■ Do this:
Reproduce verbatim the lines of the items from the line containing "ship-note: 卖家承诺48小时内发货 bbox=[408, 158, 532, 173]" to the line containing "rating-score: 4.8分 bbox=[453, 213, 485, 228]", both included.

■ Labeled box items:
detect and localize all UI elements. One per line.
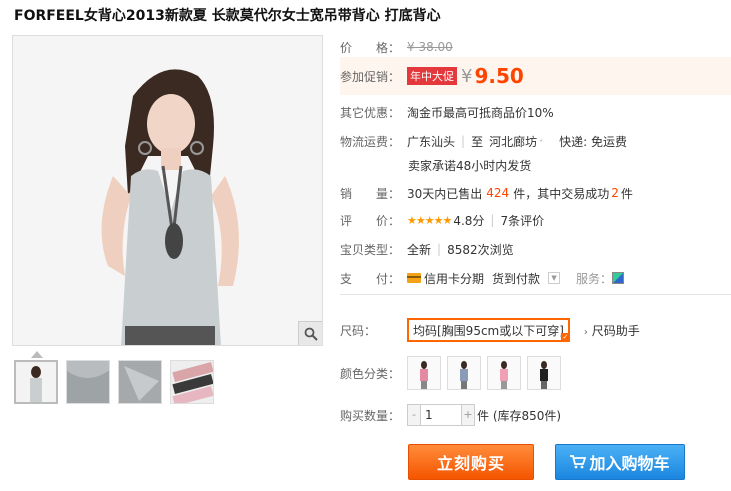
ship-note: 卖家承诺48小时内发货 bbox=[408, 158, 532, 173]
size-option-selected[interactable]: 均码[胸围95cm或以下可穿] ✓ bbox=[407, 318, 570, 342]
size-option-text: 均码[胸围95cm或以下可穿] bbox=[413, 323, 564, 338]
color-option-1[interactable] bbox=[407, 356, 441, 390]
quantity-minus-button[interactable]: - bbox=[407, 404, 421, 426]
thumbnail-3[interactable] bbox=[118, 360, 162, 404]
add-to-cart-button[interactable]: 加入购物车 bbox=[555, 444, 685, 480]
promo-tag: 年中大促 bbox=[407, 67, 457, 85]
quantity-input[interactable]: 1 bbox=[421, 404, 461, 426]
price-label: 价 格： bbox=[340, 40, 401, 55]
sales-sold: 424 bbox=[486, 186, 510, 200]
separator: | bbox=[461, 134, 466, 148]
shipping-label: 物流运费： bbox=[340, 134, 401, 149]
original-price: ¥ 38.00 bbox=[407, 40, 453, 54]
chevron-down-icon[interactable]: ▼ bbox=[548, 272, 561, 284]
credit-card-icon bbox=[407, 273, 421, 283]
product-info-panel: 价 格： ¥ 38.00 参加促销： 年中大促 ¥ 9.50 其它优惠： 淘金币… bbox=[340, 0, 731, 491]
rating-score: 4.8分 bbox=[453, 213, 485, 228]
quantity-row: 购买数量： - 1 + 件 (库存850件) bbox=[340, 404, 561, 426]
cart-icon bbox=[570, 455, 587, 469]
service-label: 服务： bbox=[576, 271, 613, 286]
size-help-link[interactable]: › 尺码助手 bbox=[584, 322, 640, 339]
thumbnail-1[interactable] bbox=[14, 360, 58, 404]
item-type-label: 宝贝类型： bbox=[340, 242, 401, 257]
promo-row: 参加促销： 年中大促 ¥ 9.50 bbox=[340, 62, 524, 90]
add-to-cart-label: 加入购物车 bbox=[589, 454, 670, 473]
main-product-image[interactable] bbox=[12, 35, 323, 346]
magnifier-icon bbox=[304, 327, 318, 341]
chevron-down-icon: ˅ bbox=[539, 138, 544, 148]
thumbnail-2[interactable] bbox=[66, 360, 110, 404]
price-row: 价 格： ¥ 38.00 bbox=[340, 38, 453, 56]
sales-suffix: 件 bbox=[620, 186, 633, 201]
sales-row: 销 量： 30天内已售出 424 件，其中交易成功 2 件 bbox=[340, 184, 633, 202]
rating-label: 评 价： bbox=[340, 213, 401, 228]
ship-method: 快递: 免运费 bbox=[559, 134, 627, 149]
zoom-button[interactable] bbox=[298, 321, 322, 345]
item-condition: 全新 bbox=[407, 242, 432, 257]
size-label: 尺码： bbox=[340, 323, 377, 338]
sales-success: 2 bbox=[611, 186, 619, 200]
discount-row: 其它优惠： 淘金币最高可抵商品价10% bbox=[340, 103, 554, 121]
model-photo bbox=[13, 36, 322, 345]
item-type-row: 宝贝类型： 全新 | 8582次浏览 bbox=[340, 240, 514, 258]
ship-to: 河北廊坊 bbox=[489, 134, 538, 149]
size-help-text: 尺码助手 bbox=[591, 323, 640, 338]
chevron-right-icon: › bbox=[583, 326, 588, 338]
quantity-stepper: - 1 + bbox=[407, 404, 475, 426]
check-icon: ✓ bbox=[560, 333, 570, 342]
ship-to-prefix: 至 bbox=[471, 134, 484, 149]
thumbnail-4[interactable] bbox=[170, 360, 214, 404]
promo-currency: ¥ bbox=[461, 65, 473, 87]
size-row: 尺码： 均码[胸围95cm或以下可穿] ✓ › 尺码助手 bbox=[340, 317, 640, 343]
discount-text: 淘金币最高可抵商品价10% bbox=[407, 105, 554, 120]
thumb-selected-arrow bbox=[31, 351, 43, 358]
shipping-note-row: 卖家承诺48小时内发货 bbox=[408, 156, 531, 174]
payment-cod[interactable]: 货到付款 bbox=[492, 270, 540, 287]
color-label: 颜色分类： bbox=[340, 366, 401, 381]
stock-text: 件 (库存850件) bbox=[477, 408, 562, 423]
sales-label: 销 量： bbox=[340, 186, 401, 201]
discount-label: 其它优惠： bbox=[340, 105, 401, 120]
sales-middle: 件，其中交易成功 bbox=[513, 186, 610, 201]
separator: | bbox=[490, 213, 495, 227]
ship-from: 广东汕头 bbox=[407, 134, 456, 149]
color-option-2[interactable] bbox=[447, 356, 481, 390]
payment-credit[interactable]: 信用卡分期 bbox=[424, 270, 484, 287]
payment-row: 支 付： 信用卡分期 货到付款 ▼ 服务： bbox=[340, 269, 625, 287]
ship-to-selector[interactable]: 河北廊坊 ˅ bbox=[489, 133, 543, 150]
item-views: 8582次浏览 bbox=[447, 242, 514, 257]
promo-price: 9.50 bbox=[474, 64, 524, 88]
sales-prefix: 30天内已售出 bbox=[407, 186, 483, 201]
quantity-plus-button[interactable]: + bbox=[461, 404, 475, 426]
quantity-label: 购买数量： bbox=[340, 408, 401, 423]
rating-stars: ★★★★★ bbox=[407, 213, 452, 227]
promo-label: 参加促销： bbox=[340, 69, 401, 84]
color-option-4[interactable] bbox=[527, 356, 561, 390]
divider bbox=[340, 294, 731, 295]
color-option-3[interactable] bbox=[487, 356, 521, 390]
service-badge-icon[interactable] bbox=[612, 272, 625, 284]
separator: | bbox=[437, 242, 442, 256]
buy-now-button[interactable]: 立刻购买 bbox=[408, 444, 534, 480]
color-row: 颜色分类： bbox=[340, 356, 567, 390]
rating-row: 评 价： ★★★★★ 4.8分 | 7条评价 bbox=[340, 211, 544, 229]
shipping-row: 物流运费： 广东汕头 | 至 河北廊坊 ˅ 快递: 免运费 bbox=[340, 132, 627, 150]
payment-label: 支 付： bbox=[340, 271, 401, 286]
thumbnail-strip bbox=[14, 360, 214, 404]
reviews-link[interactable]: 7条评价 bbox=[500, 212, 544, 229]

■ Answer in full:
ship-note: 卖家承诺48小时内发货 bbox=[408, 158, 532, 173]
size-option-selected[interactable]: 均码[胸围95cm或以下可穿] ✓ bbox=[407, 318, 570, 342]
size-option-text: 均码[胸围95cm或以下可穿] bbox=[413, 323, 564, 338]
color-option-1[interactable] bbox=[407, 356, 441, 390]
quantity-minus-button[interactable]: - bbox=[407, 404, 421, 426]
thumbnail-3[interactable] bbox=[118, 360, 162, 404]
add-to-cart-button[interactable]: 加入购物车 bbox=[555, 444, 685, 480]
promo-tag: 年中大促 bbox=[407, 67, 457, 85]
quantity-input[interactable]: 1 bbox=[421, 404, 461, 426]
price-label: 价 格： bbox=[340, 40, 401, 55]
sales-sold: 424 bbox=[486, 186, 510, 200]
separator: | bbox=[461, 134, 466, 148]
shipping-label: 物流运费： bbox=[340, 134, 401, 149]
original-price: ¥ 38.00 bbox=[407, 40, 453, 54]
chevron-down-icon[interactable]: ▼ bbox=[548, 272, 561, 284]
credit-card-icon bbox=[407, 273, 421, 283]
product-info-panel: 价 格： ¥ 38.00 参加促销： 年中大促 ¥ 9.50 其它优惠： 淘金币… bbox=[340, 0, 731, 491]
rating-score: 4.8分 bbox=[453, 213, 485, 228]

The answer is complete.